***** EXTRACTED RECORDS *****

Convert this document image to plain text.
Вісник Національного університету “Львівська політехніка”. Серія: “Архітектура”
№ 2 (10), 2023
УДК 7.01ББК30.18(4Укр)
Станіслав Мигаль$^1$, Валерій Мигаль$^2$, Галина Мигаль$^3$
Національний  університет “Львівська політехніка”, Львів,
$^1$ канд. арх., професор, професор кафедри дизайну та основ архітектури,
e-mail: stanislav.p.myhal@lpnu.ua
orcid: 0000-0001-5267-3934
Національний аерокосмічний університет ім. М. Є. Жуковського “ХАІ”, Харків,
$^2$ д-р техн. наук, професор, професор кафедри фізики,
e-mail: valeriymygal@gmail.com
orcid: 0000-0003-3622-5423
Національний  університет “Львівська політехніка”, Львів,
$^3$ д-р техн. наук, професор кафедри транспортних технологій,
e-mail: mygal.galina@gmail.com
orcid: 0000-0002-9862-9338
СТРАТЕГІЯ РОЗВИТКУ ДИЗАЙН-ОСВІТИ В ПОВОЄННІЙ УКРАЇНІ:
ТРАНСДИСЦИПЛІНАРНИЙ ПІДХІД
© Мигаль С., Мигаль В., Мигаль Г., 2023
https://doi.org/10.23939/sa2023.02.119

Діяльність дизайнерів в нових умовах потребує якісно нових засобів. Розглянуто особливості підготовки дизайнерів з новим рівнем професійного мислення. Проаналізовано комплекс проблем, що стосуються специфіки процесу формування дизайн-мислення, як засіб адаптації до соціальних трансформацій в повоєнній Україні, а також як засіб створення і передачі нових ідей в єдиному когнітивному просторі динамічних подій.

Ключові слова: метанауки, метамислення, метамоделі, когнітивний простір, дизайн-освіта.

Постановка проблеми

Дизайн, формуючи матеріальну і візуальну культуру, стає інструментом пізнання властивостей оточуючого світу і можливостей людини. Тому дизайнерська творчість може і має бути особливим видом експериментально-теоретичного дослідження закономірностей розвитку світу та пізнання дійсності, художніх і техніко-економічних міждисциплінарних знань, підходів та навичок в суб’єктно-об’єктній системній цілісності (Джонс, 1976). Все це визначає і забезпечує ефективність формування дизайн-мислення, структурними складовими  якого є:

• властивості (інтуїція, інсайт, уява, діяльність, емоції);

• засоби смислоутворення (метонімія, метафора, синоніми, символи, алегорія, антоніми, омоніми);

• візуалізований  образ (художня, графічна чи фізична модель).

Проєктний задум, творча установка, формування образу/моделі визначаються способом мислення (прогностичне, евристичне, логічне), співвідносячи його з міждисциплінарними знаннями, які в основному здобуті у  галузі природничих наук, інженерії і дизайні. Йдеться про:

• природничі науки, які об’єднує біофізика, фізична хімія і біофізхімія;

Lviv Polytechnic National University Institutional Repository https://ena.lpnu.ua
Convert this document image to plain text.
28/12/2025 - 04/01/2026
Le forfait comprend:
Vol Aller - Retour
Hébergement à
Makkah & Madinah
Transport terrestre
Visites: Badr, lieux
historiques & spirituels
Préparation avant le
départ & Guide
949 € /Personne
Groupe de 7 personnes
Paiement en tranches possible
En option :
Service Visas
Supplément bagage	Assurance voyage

*****

Tally up the lines holding the string "Мигаль" in this listing, and report the total alone.

2